** START OF SUPPLIED PASSAGE **

Hijacking Traffic with DNS

Hello Everyone
I have a weird problem and I hope you guys can help. We have recently decided to migrate a high-traffic website (setare.com) from an old CMS and old server to a fresh WordPress install on AWS. The Migration went well but after updating the domain DNS and changing the name servers to Cloudflare, we still see that the old website gets a good portion of the traffic. (We have Google Analytics installed on both old and new website)

I checked ns lookup for the domain and seems like the old DNS Server sets a TTL expire of 28 days which is amazingly very long. It has been almost 2 weeks from the migration and we still see 30-40% of the traffic goes to the old server, and unfortunately, the old Server management do not participate to fix the problem.

I tried purging cache from top DNS Servers providers but seems like some local DNS servers in Iran still won’t update the DNS and still route traffic to the old server. This caused a huge loss of traffic as Google also sinking un in the keyword ranking (I assume due to the inconsistency in the traffic). Other Performance and SEO factors are the same and everything else is better in the new CMS.

Can you please show us a way to resolve the DNS servers, or at least make sure that after expiring the TTL this would work normally? Is it possible that they Hijack our traffic for good and we can’t access the traffic?

I appreciate all the notes and leads in advance.

Will always be like that until propper DNS propagation (usually up to 24 hours).
Until that is done, some visitors will still land to your “old server”, that is why you could still see some traffic hitting your “old server”.

I have checked and your Website resolves fine and correctly over Cloudflare:

Before switching the DNS, it is a good way to lower TTL for records - for example to 5 minutes (TTL 300 - seconds).

Moreover, domain is pointed to Cloudflare nameservers, but there is some issue with a CNAME record for your MX (e-mail) which you obviously have at Cloudflare DNS?

** END OF SUPPLIED PASSAGE **
** START OF DATA ENTRIES **

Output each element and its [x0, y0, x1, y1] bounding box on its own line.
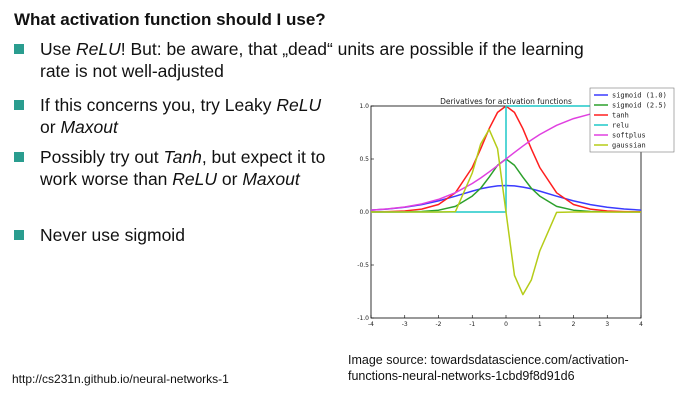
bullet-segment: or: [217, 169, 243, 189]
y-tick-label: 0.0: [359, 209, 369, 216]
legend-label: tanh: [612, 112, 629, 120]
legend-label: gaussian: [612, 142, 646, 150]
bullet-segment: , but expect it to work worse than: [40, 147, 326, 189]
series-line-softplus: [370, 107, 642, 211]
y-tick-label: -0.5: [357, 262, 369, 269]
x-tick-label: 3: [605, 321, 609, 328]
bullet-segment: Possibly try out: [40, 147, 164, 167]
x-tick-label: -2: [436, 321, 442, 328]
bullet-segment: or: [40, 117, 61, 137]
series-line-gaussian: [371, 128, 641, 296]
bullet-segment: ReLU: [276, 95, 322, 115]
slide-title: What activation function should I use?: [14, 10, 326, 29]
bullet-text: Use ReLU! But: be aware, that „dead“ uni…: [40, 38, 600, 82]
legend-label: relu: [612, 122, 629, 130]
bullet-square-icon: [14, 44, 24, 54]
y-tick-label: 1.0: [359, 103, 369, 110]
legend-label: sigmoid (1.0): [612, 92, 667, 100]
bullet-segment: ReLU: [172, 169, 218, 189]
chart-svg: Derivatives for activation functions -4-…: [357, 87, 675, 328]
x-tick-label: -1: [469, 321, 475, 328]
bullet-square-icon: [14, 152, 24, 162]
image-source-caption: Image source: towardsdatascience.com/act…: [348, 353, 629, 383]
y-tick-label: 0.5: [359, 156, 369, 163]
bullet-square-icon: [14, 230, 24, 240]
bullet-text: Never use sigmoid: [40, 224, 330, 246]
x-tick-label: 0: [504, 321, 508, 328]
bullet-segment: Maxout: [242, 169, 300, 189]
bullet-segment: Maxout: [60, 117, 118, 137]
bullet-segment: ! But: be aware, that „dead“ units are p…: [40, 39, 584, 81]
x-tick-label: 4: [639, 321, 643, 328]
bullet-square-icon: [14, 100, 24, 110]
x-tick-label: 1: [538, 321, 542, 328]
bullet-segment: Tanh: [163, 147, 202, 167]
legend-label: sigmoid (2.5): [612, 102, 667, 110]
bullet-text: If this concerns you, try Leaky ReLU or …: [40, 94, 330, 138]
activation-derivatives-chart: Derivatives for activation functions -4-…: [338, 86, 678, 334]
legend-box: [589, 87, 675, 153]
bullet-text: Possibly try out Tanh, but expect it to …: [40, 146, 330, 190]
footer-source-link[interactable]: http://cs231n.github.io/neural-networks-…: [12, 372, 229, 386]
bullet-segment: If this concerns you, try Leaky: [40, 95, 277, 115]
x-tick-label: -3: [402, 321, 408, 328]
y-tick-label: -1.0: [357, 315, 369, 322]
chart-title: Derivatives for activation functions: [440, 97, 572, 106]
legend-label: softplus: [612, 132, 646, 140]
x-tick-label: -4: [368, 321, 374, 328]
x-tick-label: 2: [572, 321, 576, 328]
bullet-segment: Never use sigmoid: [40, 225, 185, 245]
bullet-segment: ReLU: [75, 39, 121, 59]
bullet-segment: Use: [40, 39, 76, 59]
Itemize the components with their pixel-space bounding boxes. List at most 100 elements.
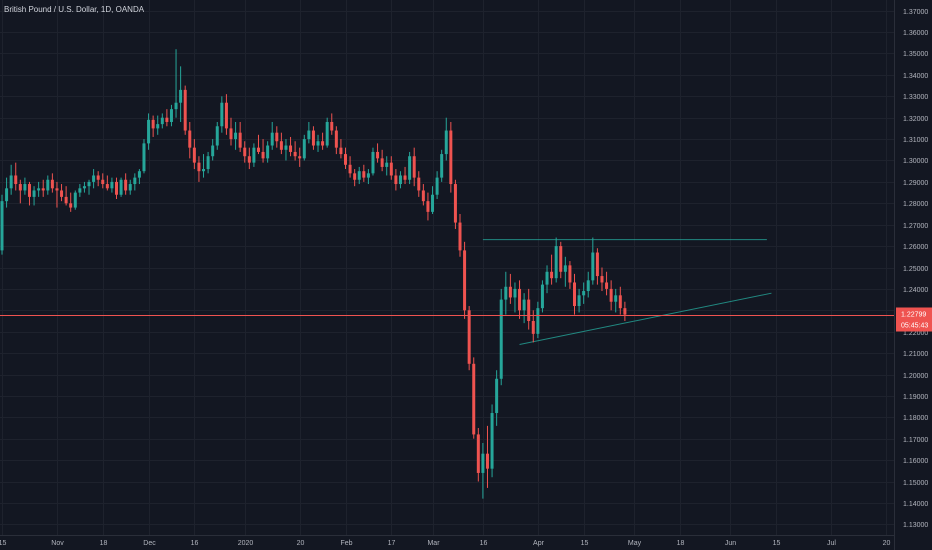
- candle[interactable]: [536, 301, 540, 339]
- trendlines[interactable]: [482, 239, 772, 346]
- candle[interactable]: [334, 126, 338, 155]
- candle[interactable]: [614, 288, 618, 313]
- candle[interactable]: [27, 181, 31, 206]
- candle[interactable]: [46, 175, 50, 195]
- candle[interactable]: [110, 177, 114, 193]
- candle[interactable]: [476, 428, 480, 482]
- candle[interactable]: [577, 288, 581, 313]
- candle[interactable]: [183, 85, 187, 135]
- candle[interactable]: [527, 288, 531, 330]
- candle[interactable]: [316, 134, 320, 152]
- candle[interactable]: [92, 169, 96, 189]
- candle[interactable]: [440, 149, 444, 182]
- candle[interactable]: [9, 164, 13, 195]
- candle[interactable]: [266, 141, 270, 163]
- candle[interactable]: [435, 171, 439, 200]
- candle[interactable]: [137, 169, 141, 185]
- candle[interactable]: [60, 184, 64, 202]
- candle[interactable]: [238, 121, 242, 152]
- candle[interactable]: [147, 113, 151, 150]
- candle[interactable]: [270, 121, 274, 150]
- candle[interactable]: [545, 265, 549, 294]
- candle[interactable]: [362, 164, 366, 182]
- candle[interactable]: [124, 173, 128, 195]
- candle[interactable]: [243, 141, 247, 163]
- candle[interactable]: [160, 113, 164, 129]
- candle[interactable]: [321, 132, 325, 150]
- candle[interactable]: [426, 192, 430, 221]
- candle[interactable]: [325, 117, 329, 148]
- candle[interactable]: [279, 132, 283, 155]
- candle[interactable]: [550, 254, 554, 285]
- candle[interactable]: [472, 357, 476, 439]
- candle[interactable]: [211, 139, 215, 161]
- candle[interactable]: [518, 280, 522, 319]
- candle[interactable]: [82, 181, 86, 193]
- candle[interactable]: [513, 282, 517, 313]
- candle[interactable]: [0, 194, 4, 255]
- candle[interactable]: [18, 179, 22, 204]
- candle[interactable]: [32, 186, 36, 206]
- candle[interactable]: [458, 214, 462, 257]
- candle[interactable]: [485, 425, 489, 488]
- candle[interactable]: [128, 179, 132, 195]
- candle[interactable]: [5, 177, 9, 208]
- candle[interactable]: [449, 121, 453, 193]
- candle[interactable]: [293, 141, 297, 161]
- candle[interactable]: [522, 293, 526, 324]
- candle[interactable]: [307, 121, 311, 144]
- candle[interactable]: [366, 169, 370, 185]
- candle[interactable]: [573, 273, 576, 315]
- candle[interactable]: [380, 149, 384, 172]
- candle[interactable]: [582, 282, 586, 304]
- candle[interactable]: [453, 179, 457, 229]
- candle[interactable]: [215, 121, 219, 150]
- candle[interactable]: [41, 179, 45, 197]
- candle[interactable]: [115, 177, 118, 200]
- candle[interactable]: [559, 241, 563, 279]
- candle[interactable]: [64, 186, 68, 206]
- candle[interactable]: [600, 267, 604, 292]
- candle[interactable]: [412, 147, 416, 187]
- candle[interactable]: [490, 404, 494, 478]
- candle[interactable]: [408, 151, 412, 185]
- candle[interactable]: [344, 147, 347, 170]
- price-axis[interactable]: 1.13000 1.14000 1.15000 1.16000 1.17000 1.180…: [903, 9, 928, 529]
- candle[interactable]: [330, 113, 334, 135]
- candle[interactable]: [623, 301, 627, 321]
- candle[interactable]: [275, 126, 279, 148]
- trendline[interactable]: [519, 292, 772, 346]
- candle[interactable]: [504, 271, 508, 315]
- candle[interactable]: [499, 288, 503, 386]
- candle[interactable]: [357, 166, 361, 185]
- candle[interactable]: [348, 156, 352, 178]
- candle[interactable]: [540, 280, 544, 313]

** END OF DATA ENTRIES **

### REQUIRED TASK A
Using the DNS migration thread above, decide whether each statement agrees with it. Answer yes or no for each and quote the words that decide it.
(i) The old DNS server sets a TTL of 28 days.
(ii) The new WordPress site was installed on Google Cloud.
(iii) The reply suggests lowering TTL to 5 minutes before switching the DNS.
### REQUIRED TASK B
Answer these questions from the DNS migration thread above:
(i) What share of the traffic still goes to the old server?
(ii) In which country are the local DNS servers that still route traffic to the old server?
(iii) According to the reply, how long does proper DNS propagation usually take?

### RIGHT ANSWER A
(i) Yes: "the old DNS Server sets a TTL expire of 28 days"
(ii) No: "a fresh WordPress install on AWS"
(iii) Yes: "Before switching the DNS, it is a good way to lower TTL for records - for example to 5 minutes (TTL 300 - seconds)."

### RIGHT ANSWER B
(i) 30-40%
(ii) Iran
(iii) Up to 24 hours